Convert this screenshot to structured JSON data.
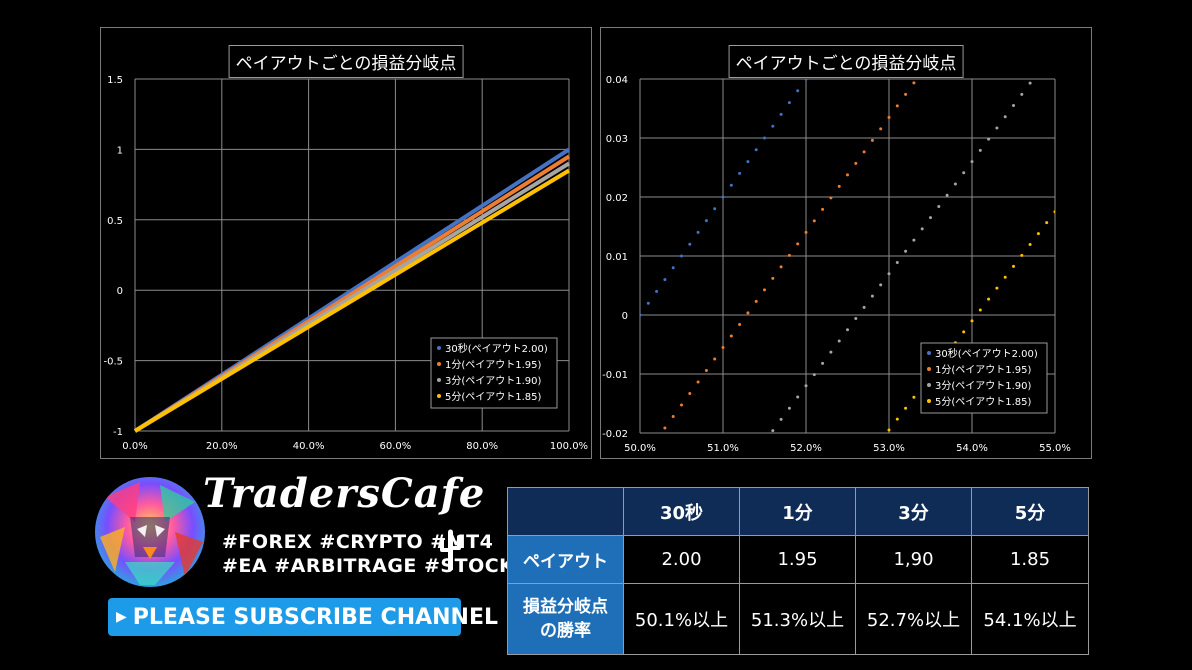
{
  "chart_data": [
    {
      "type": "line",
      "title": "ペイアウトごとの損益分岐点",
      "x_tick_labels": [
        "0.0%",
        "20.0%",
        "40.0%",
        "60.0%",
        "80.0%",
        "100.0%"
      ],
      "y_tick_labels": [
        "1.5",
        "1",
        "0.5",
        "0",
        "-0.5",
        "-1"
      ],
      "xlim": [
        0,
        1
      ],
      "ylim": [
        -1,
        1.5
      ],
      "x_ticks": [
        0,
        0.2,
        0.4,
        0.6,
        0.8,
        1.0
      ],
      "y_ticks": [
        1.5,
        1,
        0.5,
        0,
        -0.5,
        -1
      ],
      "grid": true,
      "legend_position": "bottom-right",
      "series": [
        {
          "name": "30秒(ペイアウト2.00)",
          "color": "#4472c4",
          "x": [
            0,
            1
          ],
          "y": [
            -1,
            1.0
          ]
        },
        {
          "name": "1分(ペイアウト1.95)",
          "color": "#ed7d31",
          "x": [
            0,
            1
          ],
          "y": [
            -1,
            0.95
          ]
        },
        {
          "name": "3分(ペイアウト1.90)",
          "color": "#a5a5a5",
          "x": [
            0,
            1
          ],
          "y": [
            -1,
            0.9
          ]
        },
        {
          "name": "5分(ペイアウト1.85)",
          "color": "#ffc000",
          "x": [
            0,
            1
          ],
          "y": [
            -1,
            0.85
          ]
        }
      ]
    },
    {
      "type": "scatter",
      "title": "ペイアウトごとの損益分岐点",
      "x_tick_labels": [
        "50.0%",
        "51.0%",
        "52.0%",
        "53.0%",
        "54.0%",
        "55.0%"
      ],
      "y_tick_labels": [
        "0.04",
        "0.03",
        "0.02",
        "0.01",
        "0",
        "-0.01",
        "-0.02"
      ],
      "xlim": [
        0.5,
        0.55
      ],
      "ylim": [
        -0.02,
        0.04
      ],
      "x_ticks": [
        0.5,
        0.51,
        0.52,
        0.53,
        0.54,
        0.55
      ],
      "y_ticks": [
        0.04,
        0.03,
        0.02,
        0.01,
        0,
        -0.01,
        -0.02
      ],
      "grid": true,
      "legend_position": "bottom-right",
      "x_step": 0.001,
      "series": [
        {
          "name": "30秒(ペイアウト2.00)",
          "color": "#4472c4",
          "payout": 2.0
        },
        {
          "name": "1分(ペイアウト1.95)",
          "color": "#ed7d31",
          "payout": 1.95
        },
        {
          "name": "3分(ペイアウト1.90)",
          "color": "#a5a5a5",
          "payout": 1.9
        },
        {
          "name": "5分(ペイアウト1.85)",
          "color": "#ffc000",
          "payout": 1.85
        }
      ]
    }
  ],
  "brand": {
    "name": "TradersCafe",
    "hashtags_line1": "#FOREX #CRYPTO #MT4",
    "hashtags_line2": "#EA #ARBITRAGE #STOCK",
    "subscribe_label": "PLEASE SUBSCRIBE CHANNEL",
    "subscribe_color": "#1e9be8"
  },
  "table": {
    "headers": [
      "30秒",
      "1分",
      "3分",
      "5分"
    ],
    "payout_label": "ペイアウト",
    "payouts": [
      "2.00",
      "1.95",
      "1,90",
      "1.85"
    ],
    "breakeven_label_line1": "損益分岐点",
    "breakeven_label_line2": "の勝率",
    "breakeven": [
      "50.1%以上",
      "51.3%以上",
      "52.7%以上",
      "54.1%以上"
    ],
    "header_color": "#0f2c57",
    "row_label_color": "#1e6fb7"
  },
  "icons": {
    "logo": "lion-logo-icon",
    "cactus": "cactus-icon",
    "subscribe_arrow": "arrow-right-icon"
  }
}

---

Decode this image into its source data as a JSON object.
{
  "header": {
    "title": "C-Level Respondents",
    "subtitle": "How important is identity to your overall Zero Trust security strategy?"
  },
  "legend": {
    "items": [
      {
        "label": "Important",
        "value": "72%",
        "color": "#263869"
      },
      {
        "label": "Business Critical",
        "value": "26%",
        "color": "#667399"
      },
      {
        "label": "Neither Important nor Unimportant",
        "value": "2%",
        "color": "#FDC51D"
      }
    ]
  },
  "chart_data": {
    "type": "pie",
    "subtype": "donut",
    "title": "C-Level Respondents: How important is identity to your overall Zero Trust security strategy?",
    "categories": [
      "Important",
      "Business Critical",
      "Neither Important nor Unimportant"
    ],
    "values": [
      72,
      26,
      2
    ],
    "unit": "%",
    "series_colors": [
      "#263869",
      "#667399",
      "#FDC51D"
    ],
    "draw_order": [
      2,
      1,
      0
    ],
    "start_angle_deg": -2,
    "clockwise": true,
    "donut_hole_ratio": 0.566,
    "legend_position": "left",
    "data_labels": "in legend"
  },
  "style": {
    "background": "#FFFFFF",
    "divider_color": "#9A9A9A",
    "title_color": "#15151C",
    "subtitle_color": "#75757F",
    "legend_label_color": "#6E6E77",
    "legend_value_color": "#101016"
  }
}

_Task directions_
List each line holding the string "Business".

_Full answer_
        "label": "Business Critical",
      "Business Critical",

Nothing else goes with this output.